Your objective: Scan the data below for the string "часть". Copy every line where it appears.

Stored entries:
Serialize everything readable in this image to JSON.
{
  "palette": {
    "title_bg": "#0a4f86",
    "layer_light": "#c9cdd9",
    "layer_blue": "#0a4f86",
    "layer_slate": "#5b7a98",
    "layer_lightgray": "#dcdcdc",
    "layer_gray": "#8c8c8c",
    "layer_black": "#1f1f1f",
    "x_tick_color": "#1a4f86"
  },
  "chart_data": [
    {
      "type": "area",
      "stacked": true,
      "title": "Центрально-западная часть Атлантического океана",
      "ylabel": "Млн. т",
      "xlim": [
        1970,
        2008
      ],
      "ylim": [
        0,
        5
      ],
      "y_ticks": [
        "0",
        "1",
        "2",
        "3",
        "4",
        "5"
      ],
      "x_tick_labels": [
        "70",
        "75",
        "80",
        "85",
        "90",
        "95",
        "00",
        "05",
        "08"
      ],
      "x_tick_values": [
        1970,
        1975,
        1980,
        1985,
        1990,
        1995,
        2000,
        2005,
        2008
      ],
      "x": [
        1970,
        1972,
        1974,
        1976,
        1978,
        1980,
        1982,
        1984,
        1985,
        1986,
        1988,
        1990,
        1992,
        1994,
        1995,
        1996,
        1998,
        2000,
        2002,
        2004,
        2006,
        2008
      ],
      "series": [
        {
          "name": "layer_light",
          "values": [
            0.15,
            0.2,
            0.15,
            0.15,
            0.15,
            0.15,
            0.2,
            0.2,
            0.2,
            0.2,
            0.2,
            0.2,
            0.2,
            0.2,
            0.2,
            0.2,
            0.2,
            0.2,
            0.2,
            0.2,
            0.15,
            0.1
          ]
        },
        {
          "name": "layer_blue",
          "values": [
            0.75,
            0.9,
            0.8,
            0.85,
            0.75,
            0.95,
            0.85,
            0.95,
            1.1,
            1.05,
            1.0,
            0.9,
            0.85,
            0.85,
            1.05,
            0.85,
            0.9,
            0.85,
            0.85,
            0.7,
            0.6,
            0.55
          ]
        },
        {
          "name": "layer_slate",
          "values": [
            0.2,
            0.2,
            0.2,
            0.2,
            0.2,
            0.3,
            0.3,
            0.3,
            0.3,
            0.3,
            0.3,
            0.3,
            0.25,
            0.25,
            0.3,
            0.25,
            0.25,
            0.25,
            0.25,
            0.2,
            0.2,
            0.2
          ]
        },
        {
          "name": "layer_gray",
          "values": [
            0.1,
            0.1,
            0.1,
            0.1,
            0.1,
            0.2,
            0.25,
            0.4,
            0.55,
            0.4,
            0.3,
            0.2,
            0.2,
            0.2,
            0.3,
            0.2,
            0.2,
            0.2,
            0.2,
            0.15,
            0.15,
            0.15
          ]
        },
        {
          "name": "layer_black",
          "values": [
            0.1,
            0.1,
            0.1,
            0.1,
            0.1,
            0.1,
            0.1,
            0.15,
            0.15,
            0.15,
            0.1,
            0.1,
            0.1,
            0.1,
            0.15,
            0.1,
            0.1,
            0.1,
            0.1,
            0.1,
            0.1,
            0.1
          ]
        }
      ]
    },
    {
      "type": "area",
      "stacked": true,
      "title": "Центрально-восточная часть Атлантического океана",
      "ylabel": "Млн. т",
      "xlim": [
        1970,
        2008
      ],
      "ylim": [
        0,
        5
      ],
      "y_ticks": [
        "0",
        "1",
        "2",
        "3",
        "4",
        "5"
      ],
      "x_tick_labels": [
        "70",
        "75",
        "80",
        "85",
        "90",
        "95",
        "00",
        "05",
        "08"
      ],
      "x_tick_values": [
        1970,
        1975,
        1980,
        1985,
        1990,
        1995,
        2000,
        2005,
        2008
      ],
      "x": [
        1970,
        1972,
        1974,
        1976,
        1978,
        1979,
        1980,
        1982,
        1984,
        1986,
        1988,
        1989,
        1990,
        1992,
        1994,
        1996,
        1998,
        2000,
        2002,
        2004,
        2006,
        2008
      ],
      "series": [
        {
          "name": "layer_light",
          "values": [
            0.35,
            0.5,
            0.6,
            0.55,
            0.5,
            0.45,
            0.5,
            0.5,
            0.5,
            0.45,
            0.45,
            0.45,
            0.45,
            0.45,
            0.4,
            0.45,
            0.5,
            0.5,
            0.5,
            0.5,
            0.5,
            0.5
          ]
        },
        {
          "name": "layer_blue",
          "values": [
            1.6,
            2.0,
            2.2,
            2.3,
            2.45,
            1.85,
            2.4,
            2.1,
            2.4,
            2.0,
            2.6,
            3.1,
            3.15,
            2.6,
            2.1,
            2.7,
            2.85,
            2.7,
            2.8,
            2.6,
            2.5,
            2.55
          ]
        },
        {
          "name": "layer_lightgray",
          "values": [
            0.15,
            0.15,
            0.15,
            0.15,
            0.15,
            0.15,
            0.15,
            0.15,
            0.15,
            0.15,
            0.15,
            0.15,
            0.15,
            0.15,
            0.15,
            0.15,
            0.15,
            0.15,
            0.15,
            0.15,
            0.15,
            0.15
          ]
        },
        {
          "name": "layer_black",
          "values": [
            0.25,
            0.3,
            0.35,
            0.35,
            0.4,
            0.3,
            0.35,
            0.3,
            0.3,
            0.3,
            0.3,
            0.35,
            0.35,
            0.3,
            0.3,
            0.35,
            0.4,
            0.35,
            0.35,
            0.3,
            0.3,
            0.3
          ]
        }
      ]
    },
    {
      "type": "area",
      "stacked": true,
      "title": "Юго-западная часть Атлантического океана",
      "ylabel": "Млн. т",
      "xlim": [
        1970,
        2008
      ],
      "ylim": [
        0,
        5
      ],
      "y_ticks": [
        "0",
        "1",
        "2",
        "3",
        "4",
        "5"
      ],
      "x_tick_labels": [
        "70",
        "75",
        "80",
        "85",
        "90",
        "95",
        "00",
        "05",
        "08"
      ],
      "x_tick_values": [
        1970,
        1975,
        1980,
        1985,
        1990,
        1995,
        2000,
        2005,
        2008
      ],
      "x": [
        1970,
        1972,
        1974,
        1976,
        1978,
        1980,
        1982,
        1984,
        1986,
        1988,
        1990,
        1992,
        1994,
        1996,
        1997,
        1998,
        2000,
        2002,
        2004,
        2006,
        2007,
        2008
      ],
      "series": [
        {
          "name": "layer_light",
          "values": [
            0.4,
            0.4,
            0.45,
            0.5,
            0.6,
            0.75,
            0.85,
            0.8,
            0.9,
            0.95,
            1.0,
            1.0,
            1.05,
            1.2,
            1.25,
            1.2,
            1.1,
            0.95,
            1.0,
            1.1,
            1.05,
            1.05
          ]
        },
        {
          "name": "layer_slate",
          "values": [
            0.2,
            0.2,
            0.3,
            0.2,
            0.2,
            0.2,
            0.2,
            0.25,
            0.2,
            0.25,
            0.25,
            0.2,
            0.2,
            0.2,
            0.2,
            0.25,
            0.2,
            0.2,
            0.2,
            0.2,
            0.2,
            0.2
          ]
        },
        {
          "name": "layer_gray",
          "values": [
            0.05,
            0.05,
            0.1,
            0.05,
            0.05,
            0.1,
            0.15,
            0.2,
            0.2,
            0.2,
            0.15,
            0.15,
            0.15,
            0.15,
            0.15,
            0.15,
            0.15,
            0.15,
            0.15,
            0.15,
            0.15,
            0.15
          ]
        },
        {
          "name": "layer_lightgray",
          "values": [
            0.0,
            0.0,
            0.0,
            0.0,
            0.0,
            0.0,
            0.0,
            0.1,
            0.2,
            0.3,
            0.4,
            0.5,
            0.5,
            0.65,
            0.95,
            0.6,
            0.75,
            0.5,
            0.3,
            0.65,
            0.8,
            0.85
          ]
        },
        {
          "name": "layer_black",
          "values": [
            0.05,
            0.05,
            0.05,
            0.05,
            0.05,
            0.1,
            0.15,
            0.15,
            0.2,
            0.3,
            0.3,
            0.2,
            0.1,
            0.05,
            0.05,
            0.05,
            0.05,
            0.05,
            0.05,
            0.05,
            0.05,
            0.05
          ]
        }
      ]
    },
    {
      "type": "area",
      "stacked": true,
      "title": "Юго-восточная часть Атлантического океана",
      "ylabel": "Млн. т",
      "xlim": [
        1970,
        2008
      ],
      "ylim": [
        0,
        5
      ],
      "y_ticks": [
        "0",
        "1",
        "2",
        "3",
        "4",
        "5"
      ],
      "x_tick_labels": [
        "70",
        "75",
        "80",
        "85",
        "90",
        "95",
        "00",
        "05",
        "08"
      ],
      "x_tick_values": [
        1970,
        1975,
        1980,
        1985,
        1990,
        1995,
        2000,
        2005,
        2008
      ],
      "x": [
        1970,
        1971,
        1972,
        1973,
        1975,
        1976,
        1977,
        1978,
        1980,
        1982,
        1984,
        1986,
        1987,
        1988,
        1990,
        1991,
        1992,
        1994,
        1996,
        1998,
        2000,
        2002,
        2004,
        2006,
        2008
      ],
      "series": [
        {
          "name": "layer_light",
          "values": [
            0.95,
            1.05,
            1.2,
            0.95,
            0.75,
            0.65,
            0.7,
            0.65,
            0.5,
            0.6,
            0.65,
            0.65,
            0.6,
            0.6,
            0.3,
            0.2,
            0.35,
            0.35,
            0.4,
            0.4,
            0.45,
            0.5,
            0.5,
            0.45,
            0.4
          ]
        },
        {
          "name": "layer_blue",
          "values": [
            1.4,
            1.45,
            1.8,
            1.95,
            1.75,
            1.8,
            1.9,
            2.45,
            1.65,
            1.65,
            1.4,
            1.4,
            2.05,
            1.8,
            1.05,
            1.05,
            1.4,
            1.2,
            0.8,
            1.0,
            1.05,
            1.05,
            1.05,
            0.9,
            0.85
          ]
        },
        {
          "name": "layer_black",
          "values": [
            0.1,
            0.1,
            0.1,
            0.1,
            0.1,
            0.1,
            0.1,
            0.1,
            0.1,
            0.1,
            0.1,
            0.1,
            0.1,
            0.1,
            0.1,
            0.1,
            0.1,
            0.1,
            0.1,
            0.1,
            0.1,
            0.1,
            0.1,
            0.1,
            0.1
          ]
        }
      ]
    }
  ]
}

Right answer:
      "title": "Центрально-западная часть Атлантического океана",
      "title": "Центрально-восточная часть Атлантического океана",
      "title": "Юго-западная часть Атлантического океана",
      "title": "Юго-восточная часть Атлантического океана",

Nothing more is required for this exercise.